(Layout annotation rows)
━━━━━━━━

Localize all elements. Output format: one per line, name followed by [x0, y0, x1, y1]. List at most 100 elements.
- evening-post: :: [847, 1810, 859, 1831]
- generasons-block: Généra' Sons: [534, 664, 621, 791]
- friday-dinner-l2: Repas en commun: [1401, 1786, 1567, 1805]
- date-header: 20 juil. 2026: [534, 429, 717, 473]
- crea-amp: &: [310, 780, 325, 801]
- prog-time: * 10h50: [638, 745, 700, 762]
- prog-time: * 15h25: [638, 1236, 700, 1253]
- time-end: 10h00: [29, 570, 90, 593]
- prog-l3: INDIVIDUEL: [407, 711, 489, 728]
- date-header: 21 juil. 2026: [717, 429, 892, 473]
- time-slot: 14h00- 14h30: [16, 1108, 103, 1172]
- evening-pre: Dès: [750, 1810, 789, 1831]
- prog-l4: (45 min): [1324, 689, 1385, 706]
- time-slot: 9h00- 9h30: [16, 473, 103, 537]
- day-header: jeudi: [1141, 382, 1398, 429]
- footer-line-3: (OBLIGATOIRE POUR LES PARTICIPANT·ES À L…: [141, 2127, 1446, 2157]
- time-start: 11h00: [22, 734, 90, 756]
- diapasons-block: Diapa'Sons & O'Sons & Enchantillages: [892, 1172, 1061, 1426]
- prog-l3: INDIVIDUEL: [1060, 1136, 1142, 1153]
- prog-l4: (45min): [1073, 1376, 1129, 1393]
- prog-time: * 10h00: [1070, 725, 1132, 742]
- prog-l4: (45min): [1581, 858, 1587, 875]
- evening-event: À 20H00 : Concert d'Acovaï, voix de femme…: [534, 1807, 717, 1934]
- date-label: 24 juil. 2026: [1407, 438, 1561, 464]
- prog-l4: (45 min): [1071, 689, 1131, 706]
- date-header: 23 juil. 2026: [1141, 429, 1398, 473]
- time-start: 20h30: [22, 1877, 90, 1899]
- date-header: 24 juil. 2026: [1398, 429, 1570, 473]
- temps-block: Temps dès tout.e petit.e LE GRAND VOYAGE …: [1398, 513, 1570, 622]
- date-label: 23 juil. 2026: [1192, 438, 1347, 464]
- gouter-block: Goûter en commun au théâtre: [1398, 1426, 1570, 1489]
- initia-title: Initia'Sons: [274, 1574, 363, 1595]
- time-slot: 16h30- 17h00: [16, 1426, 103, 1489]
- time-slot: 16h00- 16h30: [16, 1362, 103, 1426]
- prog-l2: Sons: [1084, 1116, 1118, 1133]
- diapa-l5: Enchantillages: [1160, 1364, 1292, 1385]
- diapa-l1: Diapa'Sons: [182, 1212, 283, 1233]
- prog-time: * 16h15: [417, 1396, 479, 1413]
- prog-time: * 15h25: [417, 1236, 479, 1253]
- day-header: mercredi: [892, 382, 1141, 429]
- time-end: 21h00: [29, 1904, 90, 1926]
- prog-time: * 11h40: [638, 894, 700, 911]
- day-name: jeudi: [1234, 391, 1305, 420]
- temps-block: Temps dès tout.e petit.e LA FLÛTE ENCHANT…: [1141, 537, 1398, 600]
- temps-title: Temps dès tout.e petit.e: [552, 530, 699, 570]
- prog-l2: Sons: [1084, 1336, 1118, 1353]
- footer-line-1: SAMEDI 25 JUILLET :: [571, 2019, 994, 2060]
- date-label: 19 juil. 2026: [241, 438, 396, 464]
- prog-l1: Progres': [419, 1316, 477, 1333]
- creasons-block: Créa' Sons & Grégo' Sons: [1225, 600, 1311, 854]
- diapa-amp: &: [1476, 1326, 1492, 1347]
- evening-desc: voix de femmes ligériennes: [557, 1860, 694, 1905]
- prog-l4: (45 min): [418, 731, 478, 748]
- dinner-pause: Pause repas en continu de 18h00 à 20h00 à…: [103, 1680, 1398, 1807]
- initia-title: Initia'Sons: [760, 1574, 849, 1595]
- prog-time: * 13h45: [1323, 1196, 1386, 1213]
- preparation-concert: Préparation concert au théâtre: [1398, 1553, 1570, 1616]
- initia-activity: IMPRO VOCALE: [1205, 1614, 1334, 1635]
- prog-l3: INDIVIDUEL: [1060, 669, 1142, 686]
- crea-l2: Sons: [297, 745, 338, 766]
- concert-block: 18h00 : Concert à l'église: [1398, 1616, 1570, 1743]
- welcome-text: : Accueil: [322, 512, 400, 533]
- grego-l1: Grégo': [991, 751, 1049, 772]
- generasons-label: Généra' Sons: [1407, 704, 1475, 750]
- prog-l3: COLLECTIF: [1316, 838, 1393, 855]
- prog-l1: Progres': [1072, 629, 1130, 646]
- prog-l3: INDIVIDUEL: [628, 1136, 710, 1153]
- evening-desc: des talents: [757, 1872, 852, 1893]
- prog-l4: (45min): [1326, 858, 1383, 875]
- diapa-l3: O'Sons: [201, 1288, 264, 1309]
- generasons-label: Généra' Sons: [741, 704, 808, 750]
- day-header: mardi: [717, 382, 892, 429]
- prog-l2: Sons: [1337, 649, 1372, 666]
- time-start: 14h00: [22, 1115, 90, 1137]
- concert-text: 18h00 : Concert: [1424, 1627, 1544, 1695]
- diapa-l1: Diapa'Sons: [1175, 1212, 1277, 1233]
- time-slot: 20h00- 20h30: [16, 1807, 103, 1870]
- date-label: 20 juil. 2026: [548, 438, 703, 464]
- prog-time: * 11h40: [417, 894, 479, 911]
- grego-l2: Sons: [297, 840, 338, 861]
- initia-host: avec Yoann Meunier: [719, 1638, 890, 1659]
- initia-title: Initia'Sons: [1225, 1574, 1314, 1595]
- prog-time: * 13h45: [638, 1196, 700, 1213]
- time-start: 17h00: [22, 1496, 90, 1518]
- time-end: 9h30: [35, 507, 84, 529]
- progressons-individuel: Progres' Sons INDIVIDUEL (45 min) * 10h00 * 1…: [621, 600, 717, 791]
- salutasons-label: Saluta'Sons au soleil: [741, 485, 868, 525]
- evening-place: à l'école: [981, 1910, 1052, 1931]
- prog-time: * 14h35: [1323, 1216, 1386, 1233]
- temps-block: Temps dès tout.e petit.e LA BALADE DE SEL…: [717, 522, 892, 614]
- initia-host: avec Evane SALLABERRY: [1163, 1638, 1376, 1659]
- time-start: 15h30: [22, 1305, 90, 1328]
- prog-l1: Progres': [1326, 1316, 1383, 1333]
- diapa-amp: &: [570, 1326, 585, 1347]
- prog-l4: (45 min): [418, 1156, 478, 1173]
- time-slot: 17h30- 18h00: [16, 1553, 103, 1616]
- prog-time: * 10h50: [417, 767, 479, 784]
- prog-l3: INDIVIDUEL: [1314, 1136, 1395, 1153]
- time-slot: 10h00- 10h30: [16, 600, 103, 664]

━━━━━━━━

» GOAL:
Copy the rows character for character, starting with the very first line and stopping after the line that contains "- day-name: jeudi: [1234, 391, 1305, 420]".

» ANSWER TO THIS TASK:
Localize all elements. Output format: one per line, name followed by [x0, y0, x1, y1]. List at most 100 elements.
- evening-post: :: [847, 1810, 859, 1831]
- generasons-block: Généra' Sons: [534, 664, 621, 791]
- friday-dinner-l2: Repas en commun: [1401, 1786, 1567, 1805]
- date-header: 20 juil. 2026: [534, 429, 717, 473]
- crea-amp: &: [310, 780, 325, 801]
- prog-time: * 10h50: [638, 745, 700, 762]
- prog-time: * 15h25: [638, 1236, 700, 1253]
- time-end: 10h00: [29, 570, 90, 593]
- prog-l3: INDIVIDUEL: [407, 711, 489, 728]
- date-header: 21 juil. 2026: [717, 429, 892, 473]
- time-slot: 14h00- 14h30: [16, 1108, 103, 1172]
- evening-pre: Dès: [750, 1810, 789, 1831]
- prog-l4: (45 min): [1324, 689, 1385, 706]
- time-slot: 9h00- 9h30: [16, 473, 103, 537]
- day-header: jeudi: [1141, 382, 1398, 429]
- footer-line-3: (OBLIGATOIRE POUR LES PARTICIPANT·ES À L…: [141, 2127, 1446, 2157]
- time-start: 11h00: [22, 734, 90, 756]
- diapasons-block: Diapa'Sons & O'Sons & Enchantillages: [892, 1172, 1061, 1426]
- prog-l3: INDIVIDUEL: [1060, 1136, 1142, 1153]
- prog-l4: (45min): [1073, 1376, 1129, 1393]
- prog-time: * 10h00: [1070, 725, 1132, 742]
- prog-l4: (45min): [1581, 858, 1587, 875]
- evening-event: À 20H00 : Concert d'Acovaï, voix de femme…: [534, 1807, 717, 1934]
- date-label: 24 juil. 2026: [1407, 438, 1561, 464]
- prog-l4: (45 min): [1071, 689, 1131, 706]
- date-header: 23 juil. 2026: [1141, 429, 1398, 473]
- time-start: 20h30: [22, 1877, 90, 1899]
- date-header: 24 juil. 2026: [1398, 429, 1570, 473]
- temps-block: Temps dès tout.e petit.e LE GRAND VOYAGE …: [1398, 513, 1570, 622]
- date-label: 23 juil. 2026: [1192, 438, 1347, 464]
- gouter-block: Goûter en commun au théâtre: [1398, 1426, 1570, 1489]
- initia-title: Initia'Sons: [274, 1574, 363, 1595]
- time-slot: 16h30- 17h00: [16, 1426, 103, 1489]
- time-slot: 16h00- 16h30: [16, 1362, 103, 1426]
- prog-l2: Sons: [1084, 1116, 1118, 1133]
- diapa-l5: Enchantillages: [1160, 1364, 1292, 1385]
- diapa-l1: Diapa'Sons: [182, 1212, 283, 1233]
- prog-time: * 16h15: [417, 1396, 479, 1413]
- prog-time: * 15h25: [417, 1236, 479, 1253]
- day-header: mercredi: [892, 382, 1141, 429]
- time-end: 21h00: [29, 1904, 90, 1926]
- prog-time: * 11h40: [638, 894, 700, 911]
- day-name: jeudi: [1234, 391, 1305, 420]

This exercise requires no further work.